> **Objective**:
Of all the lines in this data, how many include "BASIC"? Respond with the number only.

> **The input**:
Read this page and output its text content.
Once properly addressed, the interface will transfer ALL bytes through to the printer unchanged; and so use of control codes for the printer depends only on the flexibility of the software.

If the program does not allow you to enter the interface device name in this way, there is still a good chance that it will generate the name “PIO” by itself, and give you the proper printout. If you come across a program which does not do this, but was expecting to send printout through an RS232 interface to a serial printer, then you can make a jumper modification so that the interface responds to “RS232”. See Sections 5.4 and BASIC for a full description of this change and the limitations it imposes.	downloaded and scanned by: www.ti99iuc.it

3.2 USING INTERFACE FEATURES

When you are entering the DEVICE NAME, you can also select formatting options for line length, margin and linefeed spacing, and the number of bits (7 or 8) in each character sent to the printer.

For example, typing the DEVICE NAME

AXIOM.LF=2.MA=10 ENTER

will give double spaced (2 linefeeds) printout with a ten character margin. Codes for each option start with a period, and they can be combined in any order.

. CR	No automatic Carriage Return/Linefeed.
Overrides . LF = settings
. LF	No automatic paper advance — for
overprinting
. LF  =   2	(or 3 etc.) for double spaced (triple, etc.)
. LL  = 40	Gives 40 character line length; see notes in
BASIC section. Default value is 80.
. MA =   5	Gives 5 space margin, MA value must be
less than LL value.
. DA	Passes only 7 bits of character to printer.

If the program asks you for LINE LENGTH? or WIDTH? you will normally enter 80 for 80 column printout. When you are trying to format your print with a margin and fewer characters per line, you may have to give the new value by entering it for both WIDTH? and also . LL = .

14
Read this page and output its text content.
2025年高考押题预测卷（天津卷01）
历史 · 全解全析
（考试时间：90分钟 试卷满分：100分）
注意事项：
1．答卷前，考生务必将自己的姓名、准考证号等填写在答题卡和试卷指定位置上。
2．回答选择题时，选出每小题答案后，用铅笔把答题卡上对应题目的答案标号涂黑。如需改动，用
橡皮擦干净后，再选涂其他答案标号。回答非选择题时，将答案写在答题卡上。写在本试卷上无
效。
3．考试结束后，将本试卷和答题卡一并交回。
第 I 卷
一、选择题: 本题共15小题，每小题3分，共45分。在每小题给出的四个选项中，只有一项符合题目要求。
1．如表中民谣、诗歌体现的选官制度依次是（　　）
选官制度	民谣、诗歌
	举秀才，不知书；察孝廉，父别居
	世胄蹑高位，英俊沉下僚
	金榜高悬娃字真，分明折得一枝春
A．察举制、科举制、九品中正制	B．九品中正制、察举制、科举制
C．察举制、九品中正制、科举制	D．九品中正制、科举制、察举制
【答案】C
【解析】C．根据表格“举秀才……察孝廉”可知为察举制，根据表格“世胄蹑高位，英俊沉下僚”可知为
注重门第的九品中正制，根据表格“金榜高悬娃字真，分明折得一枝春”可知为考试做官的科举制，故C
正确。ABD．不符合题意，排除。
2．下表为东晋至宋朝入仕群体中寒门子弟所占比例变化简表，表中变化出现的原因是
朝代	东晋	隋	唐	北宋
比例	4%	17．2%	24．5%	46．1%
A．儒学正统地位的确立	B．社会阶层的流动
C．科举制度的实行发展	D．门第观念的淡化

...

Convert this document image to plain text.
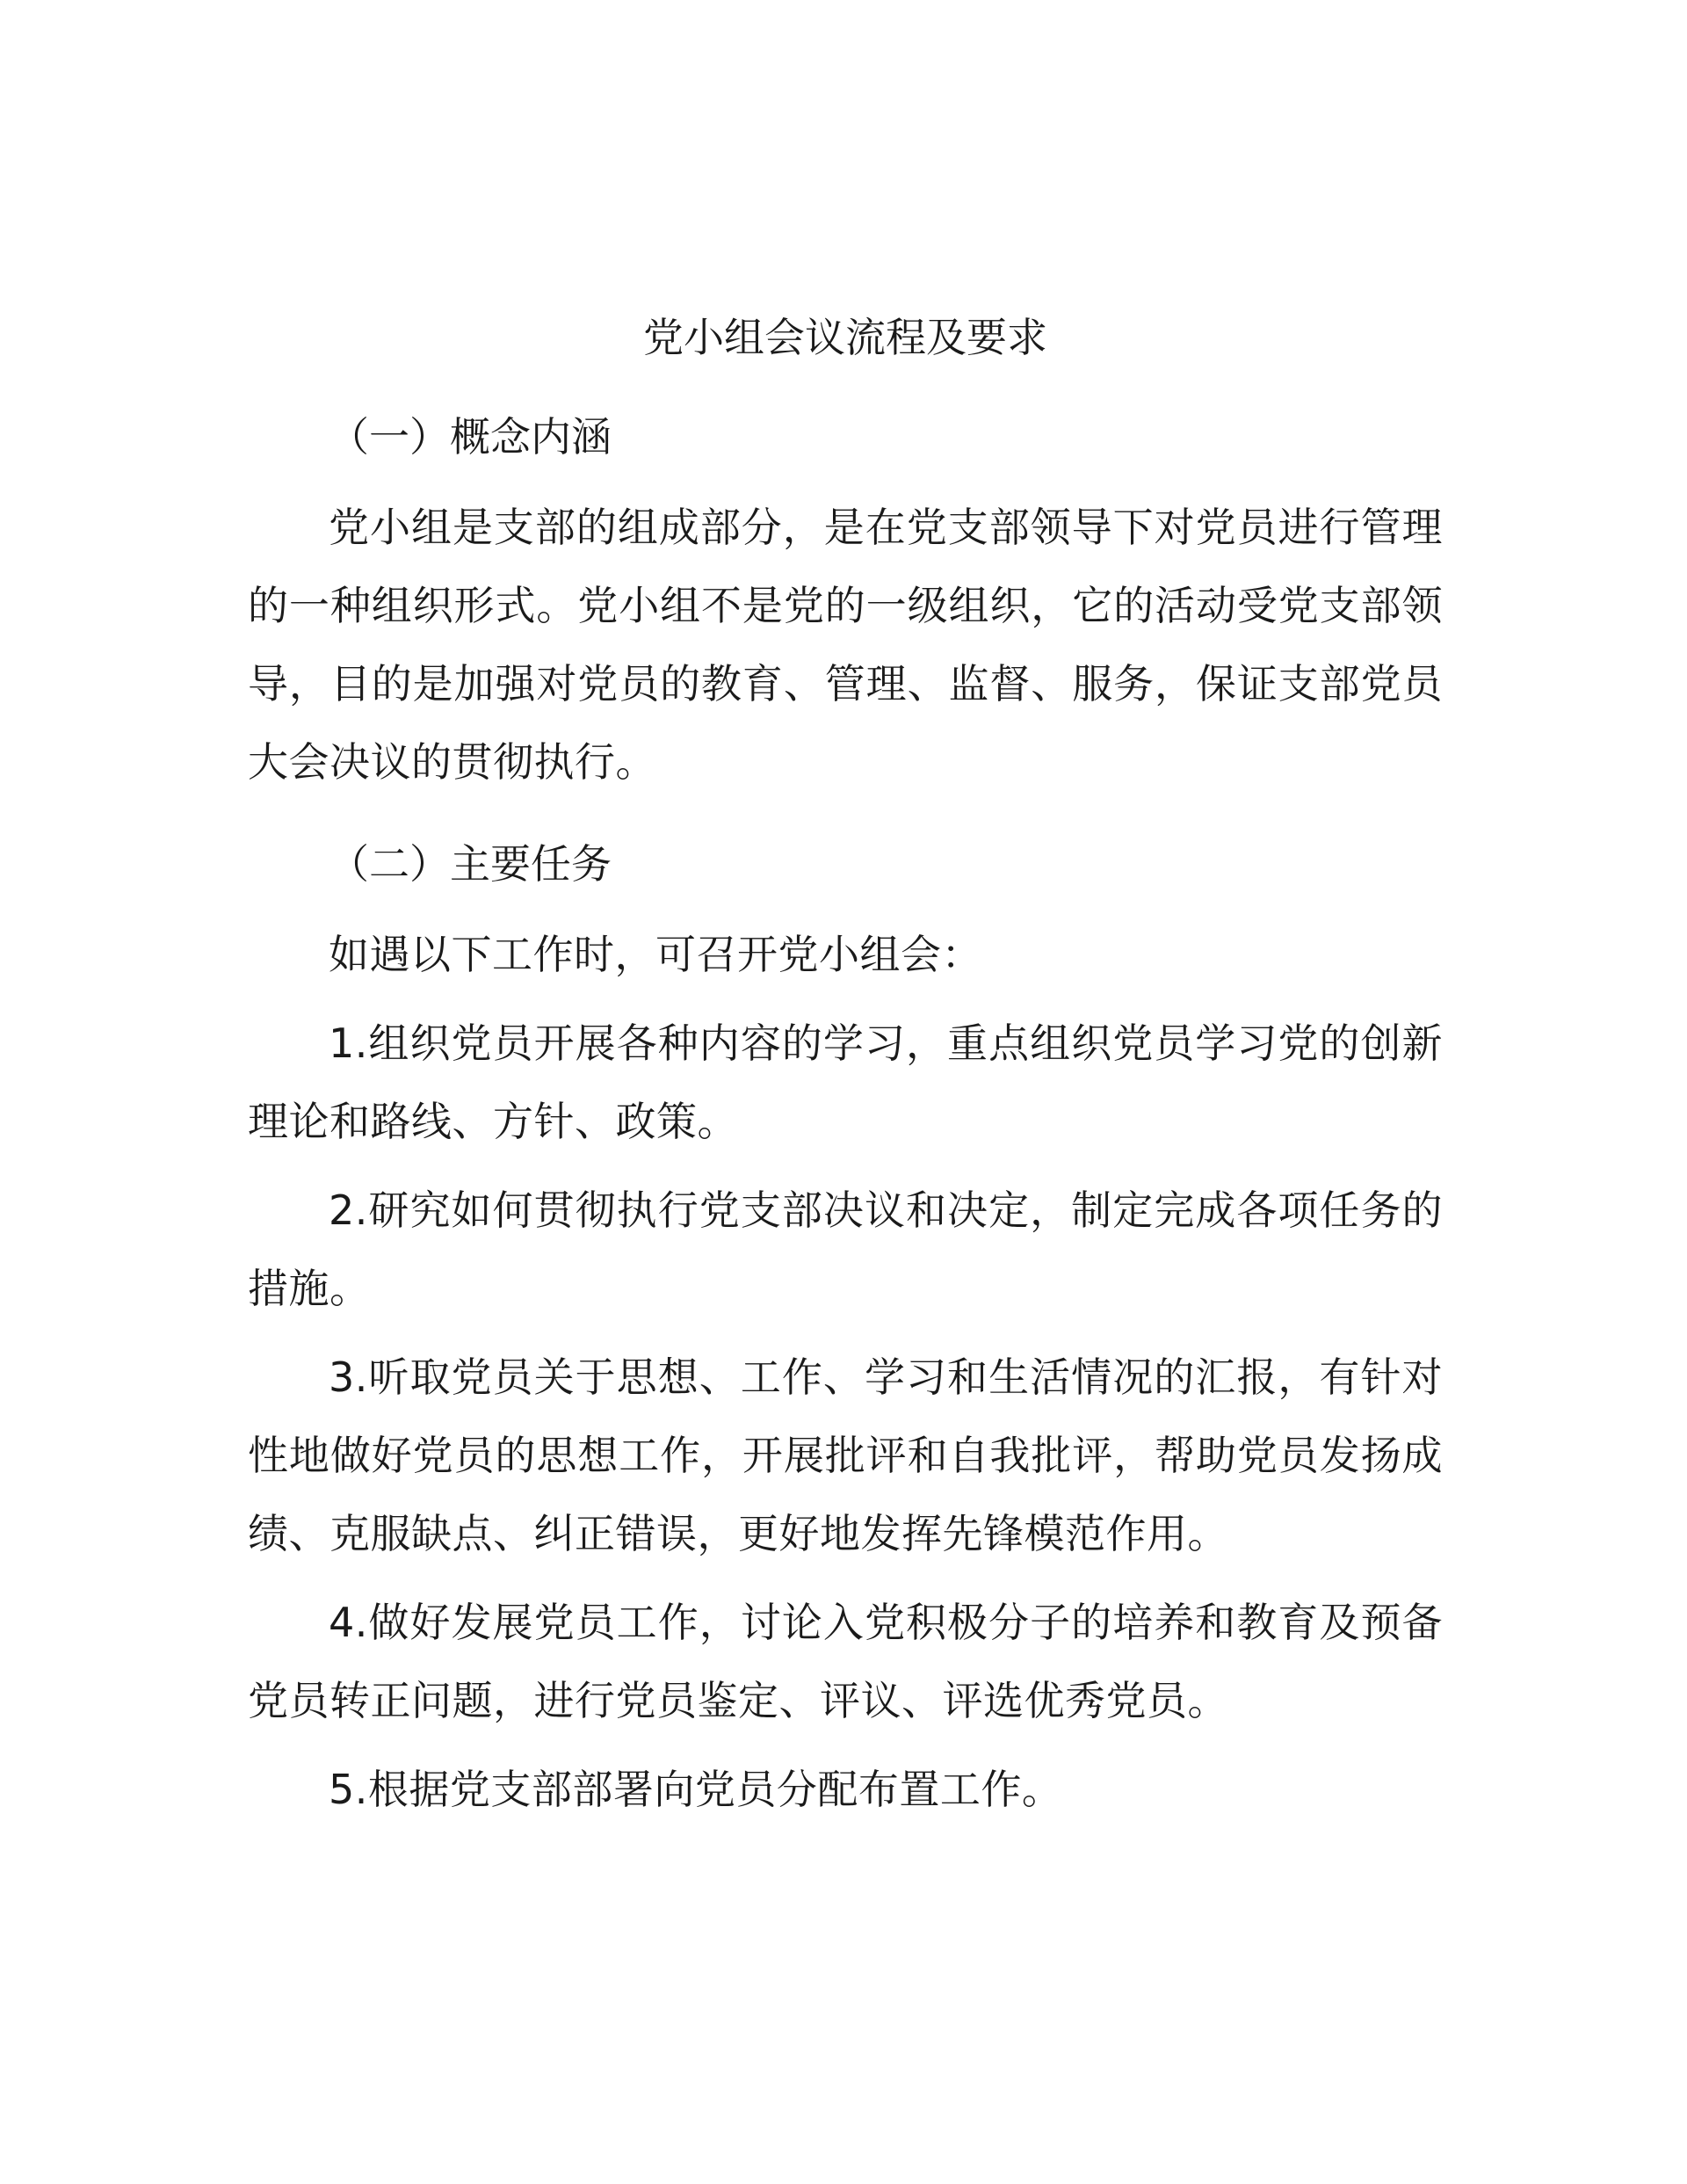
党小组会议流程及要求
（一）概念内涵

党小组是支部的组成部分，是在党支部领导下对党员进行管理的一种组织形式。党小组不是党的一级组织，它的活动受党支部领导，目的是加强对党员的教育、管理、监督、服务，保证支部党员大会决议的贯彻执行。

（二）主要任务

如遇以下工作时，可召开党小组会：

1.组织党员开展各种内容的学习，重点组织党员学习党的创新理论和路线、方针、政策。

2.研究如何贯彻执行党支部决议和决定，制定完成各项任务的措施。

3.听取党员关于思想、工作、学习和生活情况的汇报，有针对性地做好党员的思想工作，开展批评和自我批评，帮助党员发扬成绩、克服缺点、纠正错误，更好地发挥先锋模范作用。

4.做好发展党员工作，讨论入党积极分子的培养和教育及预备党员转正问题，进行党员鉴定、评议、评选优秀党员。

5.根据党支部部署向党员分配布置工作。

> **Finished task**:
2